## WHAT IS REQUIRED
Copy the lines of the records below word for word, and leave out the pictures.

## ENTRIES PROVIDED
---
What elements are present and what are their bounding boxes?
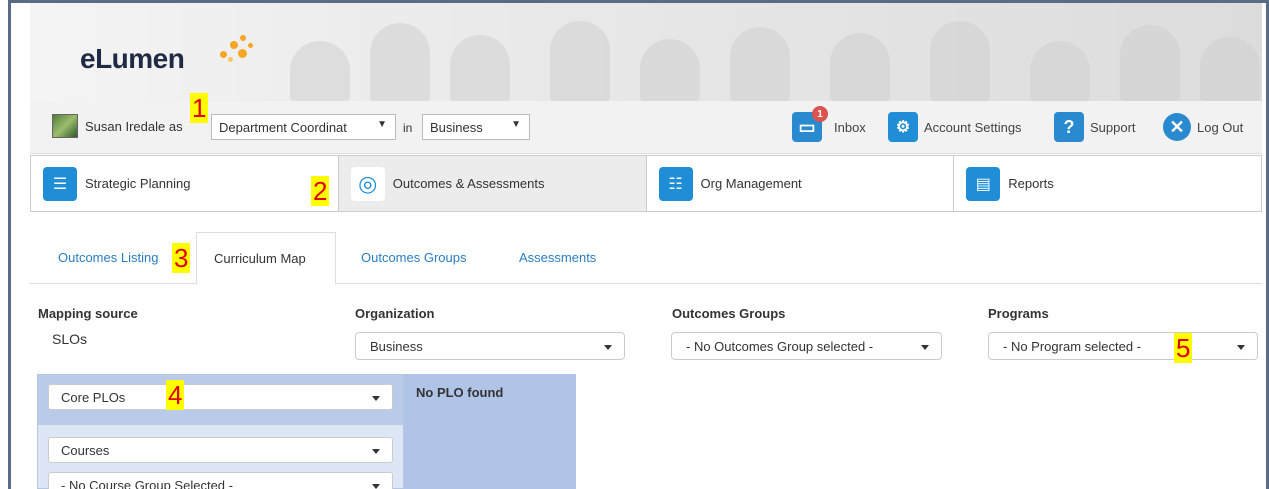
- user-name: Susan Iredale: [85, 119, 166, 134]
- caret-down-icon: [921, 345, 929, 350]
- marker-1: 1: [190, 93, 209, 123]
- caret-down-icon: [372, 396, 380, 401]
- target-icon: ◎: [350, 166, 385, 201]
- course-group-select[interactable]: - No Course Group Selected -: [48, 472, 393, 489]
- mapping-source-value: SLOs: [52, 331, 88, 347]
- tab-curriculum-map[interactable]: Curriculum Map: [196, 232, 336, 285]
- course-group-select-value: - No Course Group Selected -: [61, 478, 233, 489]
- marker-3: 3: [172, 243, 191, 273]
- mapping-left-panel: Core PLOs Courses - No Course Group Sele…: [37, 374, 404, 489]
- organization-select[interactable]: Business: [355, 332, 625, 360]
- inbox-icon: ▭ 1: [792, 106, 828, 142]
- org-value: Business: [430, 120, 483, 135]
- caret-down-icon: [372, 484, 380, 489]
- org-people-icon: ☷: [658, 166, 693, 201]
- programs-label: Programs: [988, 306, 1049, 321]
- inbox-badge: 1: [812, 106, 828, 122]
- avatar: [52, 114, 78, 138]
- inbox-label: Inbox: [834, 119, 866, 135]
- module-tabs: ☰ Strategic Planning ◎ Outcomes & Assess…: [30, 155, 1262, 212]
- no-plo-message: No PLO found: [416, 385, 504, 400]
- outcomes-groups-label: Outcomes Groups: [672, 306, 786, 321]
- account-settings-label: Account Settings: [924, 119, 1022, 135]
- caret-down-icon: [604, 345, 612, 350]
- organization-value: Business: [370, 339, 423, 354]
- caret-down-icon: [372, 449, 380, 454]
- logo-dots-icon: [216, 33, 256, 69]
- close-icon: ✕: [1163, 113, 1191, 141]
- elumen-logo: eLumen: [80, 43, 185, 74]
- strategic-planning-icon: ☰: [43, 166, 77, 201]
- marker-4: 4: [166, 380, 185, 410]
- logout-button[interactable]: ✕ Log Out: [1163, 111, 1243, 143]
- outcomes-groups-select[interactable]: - No Outcomes Group selected -: [671, 332, 942, 360]
- programs-select[interactable]: - No Program selected -: [988, 332, 1258, 360]
- mapping-source-label: Mapping source: [38, 306, 138, 321]
- module-org-management[interactable]: ☷ Org Management: [646, 156, 955, 211]
- courses-select[interactable]: Courses: [48, 437, 393, 463]
- module-label: Outcomes & Assessments: [392, 176, 545, 191]
- mapping-right-panel: No PLO found: [404, 374, 576, 489]
- question-icon: ?: [1054, 112, 1084, 142]
- courses-select-value: Courses: [61, 443, 110, 458]
- support-label: Support: [1090, 119, 1136, 135]
- role-select[interactable]: Department Coordinat ▼: [211, 114, 396, 140]
- logout-label: Log Out: [1197, 119, 1244, 135]
- sub-tabs: Outcomes Listing Curriculum Map Outcomes…: [30, 232, 1262, 285]
- support-button[interactable]: ? Support: [1054, 111, 1136, 143]
- module-strategic-planning[interactable]: ☰ Strategic Planning: [31, 156, 339, 211]
- tab-outcomes-groups[interactable]: Outcomes Groups: [361, 232, 467, 284]
- org-select[interactable]: Business ▼: [422, 114, 530, 140]
- role-value: Department Coordinat: [219, 120, 347, 135]
- outcomes-groups-value: - No Outcomes Group selected -: [686, 339, 874, 354]
- marker-5: 5: [1174, 333, 1193, 363]
- user-bar: Susan Iredale as Department Coordinat ▼ …: [30, 101, 1262, 154]
- tab-assessments[interactable]: Assessments: [519, 232, 596, 284]
- module-label: Strategic Planning: [85, 176, 191, 191]
- marker-2: 2: [311, 176, 330, 206]
- plo-select-value: Core PLOs: [61, 390, 126, 405]
- tab-outcomes-listing[interactable]: Outcomes Listing: [58, 232, 158, 284]
- module-outcomes-assessments[interactable]: ◎ Outcomes & Assessments: [338, 156, 647, 211]
- gears-icon: ⚙: [888, 112, 918, 142]
- organization-label: Organization: [355, 306, 435, 321]
- account-settings-button[interactable]: ⚙ Account Settings: [888, 111, 1022, 143]
- in-label: in: [403, 121, 413, 135]
- reports-icon: ▤: [966, 166, 1001, 201]
- as-label: as: [168, 119, 183, 134]
- dropdown-arrow-icon: ▼: [511, 119, 521, 130]
- module-reports[interactable]: ▤ Reports: [954, 156, 1261, 211]
- dropdown-arrow-icon: ▼: [377, 119, 387, 130]
- module-label: Org Management: [700, 176, 802, 191]
- header-banner: eLumen: [30, 3, 1262, 101]
- plo-select[interactable]: Core PLOs: [48, 384, 393, 410]
- inbox-button[interactable]: ▭ 1 Inbox: [792, 106, 866, 143]
- caret-down-icon: [1237, 345, 1245, 350]
- module-label: Reports: [1008, 176, 1054, 191]
- programs-value: - No Program selected -: [1003, 339, 1141, 354]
---
## ANSWER
What elements are present and what are their bounding boxes?
- user-name: Susan Iredale: [85, 119, 166, 134]
- caret-down-icon: [921, 345, 929, 350]
- marker-1: 1: [190, 93, 209, 123]
- caret-down-icon: [372, 396, 380, 401]
- target-icon: ◎: [350, 166, 385, 201]
- course-group-select[interactable]: - No Course Group Selected -: [48, 472, 393, 489]
- mapping-source-value: SLOs: [52, 331, 88, 347]
- tab-curriculum-map[interactable]: Curriculum Map: [196, 232, 336, 285]
- course-group-select-value: - No Course Group Selected -: [61, 478, 233, 489]
- marker-3: 3: [172, 243, 191, 273]
- mapping-left-panel: Core PLOs Courses - No Course Group Sele…: [37, 374, 404, 489]
- organization-select[interactable]: Business: [355, 332, 625, 360]
- inbox-icon: ▭ 1: [792, 106, 828, 142]
- org-value: Business: [430, 120, 483, 135]
- caret-down-icon: [372, 484, 380, 489]
- org-people-icon: ☷: [658, 166, 693, 201]
- programs-label: Programs: [988, 306, 1049, 321]
- inbox-badge: 1: [812, 106, 828, 122]
- avatar: [52, 114, 78, 138]
- inbox-label: Inbox: [834, 119, 866, 135]
- module-tabs: ☰ Strategic Planning ◎ Outcomes & Assess…: [30, 155, 1262, 212]
- no-plo-message: No PLO found: [416, 385, 504, 400]
- outcomes-groups-label: Outcomes Groups: [672, 306, 786, 321]
- account-settings-label: Account Settings: [924, 119, 1022, 135]
- caret-down-icon: [604, 345, 612, 350]
- organization-value: Business: [370, 339, 423, 354]
- caret-down-icon: [372, 449, 380, 454]
- logo-dots-icon: [216, 33, 256, 69]
- close-icon: ✕: [1163, 113, 1191, 141]
- elumen-logo: eLumen: [80, 43, 185, 74]
- strategic-planning-icon: ☰: [43, 166, 77, 201]
- marker-4: 4: [166, 380, 185, 410]
- logout-button[interactable]: ✕ Log Out: [1163, 111, 1243, 143]
- outcomes-groups-select[interactable]: - No Outcomes Group selected -: [671, 332, 942, 360]
- programs-select[interactable]: - No Program selected -: [988, 332, 1258, 360]
- mapping-source-label: Mapping source: [38, 306, 138, 321]
- module-org-management[interactable]: ☷ Org Management: [646, 156, 955, 211]
- courses-select[interactable]: Courses: [48, 437, 393, 463]
- module-label: Outcomes & Assessments: [392, 176, 545, 191]
- mapping-right-panel: No PLO found: [404, 374, 576, 489]
- question-icon: ?: [1054, 112, 1084, 142]
- courses-select-value: Courses: [61, 443, 110, 458]
- support-label: Support: [1090, 119, 1136, 135]
- role-select[interactable]: Department Coordinat ▼: [211, 114, 396, 140]
- logout-label: Log Out: [1197, 119, 1244, 135]
- sub-tabs: Outcomes Listing Curriculum Map Outcomes…: [30, 232, 1262, 285]
- support-button[interactable]: ? Support: [1054, 111, 1136, 143]
- module-strategic-planning[interactable]: ☰ Strategic Planning: [31, 156, 339, 211]
- tab-outcomes-groups[interactable]: Outcomes Groups: [361, 232, 467, 284]
- org-select[interactable]: Business ▼: [422, 114, 530, 140]
- role-value: Department Coordinat: [219, 120, 347, 135]
- outcomes-groups-value: - No Outcomes Group selected -: [686, 339, 874, 354]
- marker-5: 5: [1174, 333, 1193, 363]
- user-bar: Susan Iredale as Department Coordinat ▼ …: [30, 101, 1262, 154]
- tab-assessments[interactable]: Assessments: [519, 232, 596, 284]
- module-label: Strategic Planning: [85, 176, 191, 191]
- marker-2: 2: [311, 176, 330, 206]
- plo-select-value: Core PLOs: [61, 390, 126, 405]
- tab-outcomes-listing[interactable]: Outcomes Listing: [58, 232, 158, 284]
- module-outcomes-assessments[interactable]: ◎ Outcomes & Assessments: [338, 156, 647, 211]
- gears-icon: ⚙: [888, 112, 918, 142]
- organization-label: Organization: [355, 306, 435, 321]
- account-settings-button[interactable]: ⚙ Account Settings: [888, 111, 1022, 143]
- in-label: in: [403, 121, 413, 135]
- reports-icon: ▤: [966, 166, 1001, 201]
- as-label: as: [168, 119, 183, 134]
- dropdown-arrow-icon: ▼: [511, 119, 521, 130]
- module-reports[interactable]: ▤ Reports: [954, 156, 1261, 211]
- dropdown-arrow-icon: ▼: [377, 119, 387, 130]
- module-label: Org Management: [700, 176, 802, 191]
- header-banner: eLumen: [30, 3, 1262, 101]
- plo-select[interactable]: Core PLOs: [48, 384, 393, 410]
- inbox-button[interactable]: ▭ 1 Inbox: [792, 106, 866, 143]
- caret-down-icon: [1237, 345, 1245, 350]
- module-label: Reports: [1008, 176, 1054, 191]
- programs-value: - No Program selected -: [1003, 339, 1141, 354]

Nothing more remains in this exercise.